WHAT IS EXPECTED:
In the records below, find each line containing the word "political" and copy it.

Rows from a dataset:

⁂

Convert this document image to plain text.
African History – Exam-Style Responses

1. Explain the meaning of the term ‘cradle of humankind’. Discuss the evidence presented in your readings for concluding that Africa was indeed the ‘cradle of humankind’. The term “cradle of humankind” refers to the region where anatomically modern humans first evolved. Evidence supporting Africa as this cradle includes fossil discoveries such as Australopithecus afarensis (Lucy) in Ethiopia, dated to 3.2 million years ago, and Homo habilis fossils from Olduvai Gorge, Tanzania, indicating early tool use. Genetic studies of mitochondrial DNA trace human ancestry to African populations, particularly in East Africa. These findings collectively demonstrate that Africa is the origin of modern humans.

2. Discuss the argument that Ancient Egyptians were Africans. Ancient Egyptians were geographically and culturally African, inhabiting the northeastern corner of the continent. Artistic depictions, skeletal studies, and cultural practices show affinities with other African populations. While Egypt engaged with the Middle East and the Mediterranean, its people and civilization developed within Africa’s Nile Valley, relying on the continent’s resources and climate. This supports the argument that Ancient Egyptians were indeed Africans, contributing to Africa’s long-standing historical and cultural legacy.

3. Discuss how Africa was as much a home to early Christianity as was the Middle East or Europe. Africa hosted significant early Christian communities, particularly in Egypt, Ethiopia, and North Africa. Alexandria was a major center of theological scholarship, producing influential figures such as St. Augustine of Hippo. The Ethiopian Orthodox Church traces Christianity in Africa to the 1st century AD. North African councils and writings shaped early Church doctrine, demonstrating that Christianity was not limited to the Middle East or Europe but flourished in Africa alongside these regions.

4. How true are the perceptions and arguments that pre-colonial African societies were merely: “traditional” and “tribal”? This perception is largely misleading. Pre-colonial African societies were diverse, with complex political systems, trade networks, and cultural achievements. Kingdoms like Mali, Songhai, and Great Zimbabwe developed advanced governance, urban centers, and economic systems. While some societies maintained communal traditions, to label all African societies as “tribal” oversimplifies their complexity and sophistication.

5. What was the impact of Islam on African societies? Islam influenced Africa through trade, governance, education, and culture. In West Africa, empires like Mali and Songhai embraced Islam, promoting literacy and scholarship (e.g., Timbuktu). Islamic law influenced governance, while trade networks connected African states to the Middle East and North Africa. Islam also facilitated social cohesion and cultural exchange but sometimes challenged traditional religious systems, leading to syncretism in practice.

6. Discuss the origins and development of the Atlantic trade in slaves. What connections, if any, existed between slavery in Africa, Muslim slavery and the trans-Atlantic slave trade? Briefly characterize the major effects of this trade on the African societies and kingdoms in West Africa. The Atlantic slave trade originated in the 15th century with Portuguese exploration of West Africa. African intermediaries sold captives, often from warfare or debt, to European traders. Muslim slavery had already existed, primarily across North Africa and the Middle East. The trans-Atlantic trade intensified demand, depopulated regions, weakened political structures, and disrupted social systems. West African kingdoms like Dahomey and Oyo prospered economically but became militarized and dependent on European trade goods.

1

⁂

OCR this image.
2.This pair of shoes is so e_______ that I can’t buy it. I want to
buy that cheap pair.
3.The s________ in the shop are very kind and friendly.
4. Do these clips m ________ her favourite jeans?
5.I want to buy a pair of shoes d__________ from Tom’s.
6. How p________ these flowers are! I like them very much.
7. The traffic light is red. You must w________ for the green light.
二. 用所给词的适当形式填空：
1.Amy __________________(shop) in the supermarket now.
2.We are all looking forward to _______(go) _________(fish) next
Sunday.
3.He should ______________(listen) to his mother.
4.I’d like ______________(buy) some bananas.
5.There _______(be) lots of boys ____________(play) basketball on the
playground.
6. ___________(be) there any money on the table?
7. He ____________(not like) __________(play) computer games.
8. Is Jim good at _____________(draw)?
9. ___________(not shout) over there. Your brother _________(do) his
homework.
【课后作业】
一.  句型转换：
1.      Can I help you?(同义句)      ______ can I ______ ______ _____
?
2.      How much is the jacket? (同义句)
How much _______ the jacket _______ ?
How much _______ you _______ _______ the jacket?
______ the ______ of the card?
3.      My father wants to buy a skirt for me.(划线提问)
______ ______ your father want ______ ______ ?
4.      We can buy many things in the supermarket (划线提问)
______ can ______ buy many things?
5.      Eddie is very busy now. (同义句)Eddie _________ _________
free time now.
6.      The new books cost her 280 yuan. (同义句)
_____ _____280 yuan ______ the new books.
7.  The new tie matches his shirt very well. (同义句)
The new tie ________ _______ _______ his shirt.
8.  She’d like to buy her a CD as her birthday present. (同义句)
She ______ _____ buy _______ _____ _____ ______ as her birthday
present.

⁂

EXERCISE ANSWER:
4. How true are the perceptions and arguments that pre-colonial African societies were merely: “traditional” and “tribal”? This perception is largely misleading. Pre-colonial African societies were diverse, with complex political systems, trade networks, and cultural achievements. Kingdoms like Mali, Songhai, and Great Zimbabwe developed advanced governance, urban centers, and economic systems. While some societies maintained communal traditions, to label all African societies as “tribal” oversimplifies their complexity and sophistication.
6. Discuss the origins and development of the Atlantic trade in slaves. What connections, if any, existed between slavery in Africa, Muslim slavery and the trans-Atlantic slave trade? Briefly characterize the major effects of this trade on the African societies and kingdoms in West Africa. The Atlantic slave trade originated in the 15th century with Portuguese exploration of West Africa. African intermediaries sold captives, often from warfare or debt, to European traders. Muslim slavery had already existed, primarily across North Africa and the Middle East. The trans-Atlantic trade intensified demand, depopulated regions, weakened political structures, and disrupted social systems. West African kingdoms like Dahomey and Oyo prospered economically but became militarized and dependent on European trade goods.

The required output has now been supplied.